● Stated task: Skip the images and copy each record exactly as written.

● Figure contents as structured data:
§
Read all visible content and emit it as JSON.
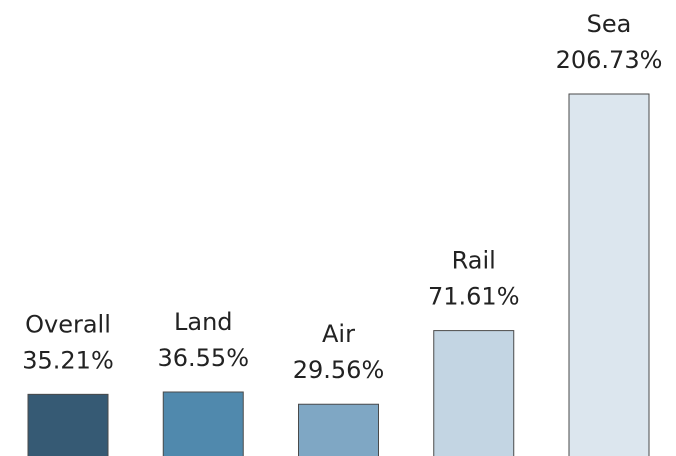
{
  "chart_data": {
    "type": "bar",
    "categories": [
      "Overall",
      "Land",
      "Air",
      "Rail",
      "Sea"
    ],
    "values": [
      35.21,
      36.55,
      29.56,
      71.61,
      206.73
    ],
    "value_labels": [
      "35.21%",
      "36.55%",
      "29.56%",
      "71.61%",
      "206.73%"
    ],
    "colors": [
      "#365a74",
      "#5089ad",
      "#7fa7c4",
      "#c3d5e3",
      "#dce6ee"
    ]
  }
}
§
● Written answer:
Read all visible content and emit it as JSON.
{
  "chart_data": {
    "type": "bar",
    "categories": [
      "Overall",
      "Land",
      "Air",
      "Rail",
      "Sea"
    ],
    "values": [
      35.21,
      36.55,
      29.56,
      71.61,
      206.73
    ],
    "value_labels": [
      "35.21%",
      "36.55%",
      "29.56%",
      "71.61%",
      "206.73%"
    ],
    "colors": [
      "#365a74",
      "#5089ad",
      "#7fa7c4",
      "#c3d5e3",
      "#dce6ee"
    ]
  }
}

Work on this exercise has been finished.